%%

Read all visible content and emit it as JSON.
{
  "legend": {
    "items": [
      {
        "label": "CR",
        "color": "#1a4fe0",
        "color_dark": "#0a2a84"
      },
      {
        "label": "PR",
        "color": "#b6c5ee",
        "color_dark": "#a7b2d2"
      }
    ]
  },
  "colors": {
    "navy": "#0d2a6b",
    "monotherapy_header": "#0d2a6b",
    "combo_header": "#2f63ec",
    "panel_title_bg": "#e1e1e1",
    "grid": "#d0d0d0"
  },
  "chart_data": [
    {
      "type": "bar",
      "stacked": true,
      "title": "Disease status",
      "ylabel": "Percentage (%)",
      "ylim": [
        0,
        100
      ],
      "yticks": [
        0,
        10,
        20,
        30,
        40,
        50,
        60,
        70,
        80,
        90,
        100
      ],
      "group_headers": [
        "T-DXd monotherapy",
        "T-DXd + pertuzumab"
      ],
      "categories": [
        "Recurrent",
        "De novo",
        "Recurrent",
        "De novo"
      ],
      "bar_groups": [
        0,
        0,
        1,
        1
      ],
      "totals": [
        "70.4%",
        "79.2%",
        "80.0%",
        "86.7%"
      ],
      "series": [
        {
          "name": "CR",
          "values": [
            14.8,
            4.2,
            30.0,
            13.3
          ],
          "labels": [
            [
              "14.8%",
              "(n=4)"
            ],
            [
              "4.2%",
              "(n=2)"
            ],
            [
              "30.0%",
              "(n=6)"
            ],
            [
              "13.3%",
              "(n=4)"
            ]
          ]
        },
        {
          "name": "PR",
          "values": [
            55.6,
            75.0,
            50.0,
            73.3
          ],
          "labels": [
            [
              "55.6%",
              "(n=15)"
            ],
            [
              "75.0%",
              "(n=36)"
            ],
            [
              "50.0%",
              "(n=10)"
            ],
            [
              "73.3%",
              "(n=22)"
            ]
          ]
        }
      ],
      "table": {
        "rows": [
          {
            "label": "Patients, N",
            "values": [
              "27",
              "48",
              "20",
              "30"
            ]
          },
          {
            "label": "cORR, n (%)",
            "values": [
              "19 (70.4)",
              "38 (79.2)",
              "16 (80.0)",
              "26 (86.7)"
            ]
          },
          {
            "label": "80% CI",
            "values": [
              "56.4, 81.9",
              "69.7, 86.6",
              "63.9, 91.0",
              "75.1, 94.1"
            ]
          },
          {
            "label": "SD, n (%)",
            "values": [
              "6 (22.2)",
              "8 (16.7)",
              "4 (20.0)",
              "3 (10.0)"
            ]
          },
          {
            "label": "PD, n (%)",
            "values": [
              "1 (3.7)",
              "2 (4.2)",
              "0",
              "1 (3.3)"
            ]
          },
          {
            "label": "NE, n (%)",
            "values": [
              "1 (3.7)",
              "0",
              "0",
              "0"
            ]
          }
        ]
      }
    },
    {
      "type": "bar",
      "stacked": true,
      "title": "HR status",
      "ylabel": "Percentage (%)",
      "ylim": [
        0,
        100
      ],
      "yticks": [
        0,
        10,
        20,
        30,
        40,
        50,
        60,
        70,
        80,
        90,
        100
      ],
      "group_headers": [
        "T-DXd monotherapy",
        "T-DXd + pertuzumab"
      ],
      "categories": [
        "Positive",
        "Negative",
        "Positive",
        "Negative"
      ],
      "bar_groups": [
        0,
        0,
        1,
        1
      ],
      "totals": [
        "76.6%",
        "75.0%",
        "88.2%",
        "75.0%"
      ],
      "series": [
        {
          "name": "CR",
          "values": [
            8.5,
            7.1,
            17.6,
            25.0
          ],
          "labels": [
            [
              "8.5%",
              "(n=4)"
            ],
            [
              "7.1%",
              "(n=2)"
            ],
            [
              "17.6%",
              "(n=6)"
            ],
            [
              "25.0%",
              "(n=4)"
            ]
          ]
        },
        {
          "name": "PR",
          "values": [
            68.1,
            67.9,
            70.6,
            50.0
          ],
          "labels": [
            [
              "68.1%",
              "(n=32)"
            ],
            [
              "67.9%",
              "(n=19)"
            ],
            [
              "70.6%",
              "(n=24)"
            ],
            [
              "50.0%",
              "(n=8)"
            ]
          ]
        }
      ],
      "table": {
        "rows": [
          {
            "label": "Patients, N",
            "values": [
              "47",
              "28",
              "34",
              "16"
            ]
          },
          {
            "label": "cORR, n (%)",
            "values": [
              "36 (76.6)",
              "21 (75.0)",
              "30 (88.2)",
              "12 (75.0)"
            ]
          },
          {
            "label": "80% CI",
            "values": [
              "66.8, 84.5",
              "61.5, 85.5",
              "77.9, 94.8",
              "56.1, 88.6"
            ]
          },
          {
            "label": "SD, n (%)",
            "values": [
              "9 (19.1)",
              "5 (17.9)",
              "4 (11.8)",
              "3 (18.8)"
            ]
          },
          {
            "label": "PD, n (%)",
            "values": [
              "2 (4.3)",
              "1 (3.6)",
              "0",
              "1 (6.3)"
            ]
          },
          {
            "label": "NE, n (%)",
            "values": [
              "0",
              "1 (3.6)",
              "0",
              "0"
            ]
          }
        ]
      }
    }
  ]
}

%%

• The task: Return the entries above, every line intact.

• Response area:
Read all visible content and emit it as JSON.
{
  "legend": {
    "items": [
      {
        "label": "CR",
        "color": "#1a4fe0",
        "color_dark": "#0a2a84"
      },
      {
        "label": "PR",
        "color": "#b6c5ee",
        "color_dark": "#a7b2d2"
      }
    ]
  },
  "colors": {
    "navy": "#0d2a6b",
    "monotherapy_header": "#0d2a6b",
    "combo_header": "#2f63ec",
    "panel_title_bg": "#e1e1e1",
    "grid": "#d0d0d0"
  },
  "chart_data": [
    {
      "type": "bar",
      "stacked": true,
      "title": "Disease status",
      "ylabel": "Percentage (%)",
      "ylim": [
        0,
        100
      ],
      "yticks": [
        0,
        10,
        20,
        30,
        40,
        50,
        60,
        70,
        80,
        90,
        100
      ],
      "group_headers": [
        "T-DXd monotherapy",
        "T-DXd + pertuzumab"
      ],
      "categories": [
        "Recurrent",
        "De novo",
        "Recurrent",
        "De novo"
      ],
      "bar_groups": [
        0,
        0,
        1,
        1
      ],
      "totals": [
        "70.4%",
        "79.2%",
        "80.0%",
        "86.7%"
      ],
      "series": [
        {
          "name": "CR",
          "values": [
            14.8,
            4.2,
            30.0,
            13.3
          ],
          "labels": [
            [
              "14.8%",
              "(n=4)"
            ],
            [
              "4.2%",
              "(n=2)"
            ],
            [
              "30.0%",
              "(n=6)"
            ],
            [
              "13.3%",
              "(n=4)"
            ]
          ]
        },
        {
          "name": "PR",
          "values": [
            55.6,
            75.0,
            50.0,
            73.3
          ],
          "labels": [
            [
              "55.6%",
              "(n=15)"
            ],
            [
              "75.0%",
              "(n=36)"
            ],
            [
              "50.0%",
              "(n=10)"
            ],
            [
              "73.3%",
              "(n=22)"
            ]
          ]
        }
      ],
      "table": {
        "rows": [
          {
            "label": "Patients, N",
            "values": [
              "27",
              "48",
              "20",
              "30"
            ]
          },
          {
            "label": "cORR, n (%)",
            "values": [
              "19 (70.4)",
              "38 (79.2)",
              "16 (80.0)",
              "26 (86.7)"
            ]
          },
          {
            "label": "80% CI",
            "values": [
              "56.4, 81.9",
              "69.7, 86.6",
              "63.9, 91.0",
              "75.1, 94.1"
            ]
          },
          {
            "label": "SD, n (%)",
            "values": [
              "6 (22.2)",
              "8 (16.7)",
              "4 (20.0)",
              "3 (10.0)"
            ]
          },
          {
            "label": "PD, n (%)",
            "values": [
              "1 (3.7)",
              "2 (4.2)",
              "0",
              "1 (3.3)"
            ]
          },
          {
            "label": "NE, n (%)",
            "values": [
              "1 (3.7)",
              "0",
              "0",
              "0"
            ]
          }
        ]
      }
    },
    {
      "type": "bar",
      "stacked": true,
      "title": "HR status",
      "ylabel": "Percentage (%)",
      "ylim": [
        0,
        100
      ],
      "yticks": [
        0,
        10,
        20,
        30,
        40,
        50,
        60,
        70,
        80,
        90,
        100
      ],
      "group_headers": [
        "T-DXd monotherapy",
        "T-DXd + pertuzumab"
      ],
      "categories": [
        "Positive",
        "Negative",
        "Positive",
        "Negative"
      ],
      "bar_groups": [
        0,
        0,
        1,
        1
      ],
      "totals": [
        "76.6%",
        "75.0%",
        "88.2%",
        "75.0%"
      ],
      "series": [
        {
          "name": "CR",
          "values": [
            8.5,
            7.1,
            17.6,
            25.0
          ],
          "labels": [
            [
              "8.5%",
              "(n=4)"
            ],
            [
              "7.1%",
              "(n=2)"
            ],
            [
              "17.6%",
              "(n=6)"
            ],
            [
              "25.0%",
              "(n=4)"
            ]
          ]
        },
        {
          "name": "PR",
          "values": [
            68.1,
            67.9,
            70.6,
            50.0
          ],
          "labels": [
            [
              "68.1%",
              "(n=32)"
            ],
            [
              "67.9%",
              "(n=19)"
            ],
            [
              "70.6%",
              "(n=24)"
            ],
            [
              "50.0%",
              "(n=8)"
            ]
          ]
        }
      ],
      "table": {
        "rows": [
          {
            "label": "Patients, N",
            "values": [
              "47",
              "28",
              "34",
              "16"
            ]
          },
          {
            "label": "cORR, n (%)",
            "values": [
              "36 (76.6)",
              "21 (75.0)",
              "30 (88.2)",
              "12 (75.0)"
            ]
          },
          {
            "label": "80% CI",
            "values": [
              "66.8, 84.5",
              "61.5, 85.5",
              "77.9, 94.8",
              "56.1, 88.6"
            ]
          },
          {
            "label": "SD, n (%)",
            "values": [
              "9 (19.1)",
              "5 (17.9)",
              "4 (11.8)",
              "3 (18.8)"
            ]
          },
          {
            "label": "PD, n (%)",
            "values": [
              "2 (4.3)",
              "1 (3.6)",
              "0",
              "1 (6.3)"
            ]
          },
          {
            "label": "NE, n (%)",
            "values": [
              "0",
              "1 (3.6)",
              "0",
              "0"
            ]
          }
        ]
      }
    }
  ]
}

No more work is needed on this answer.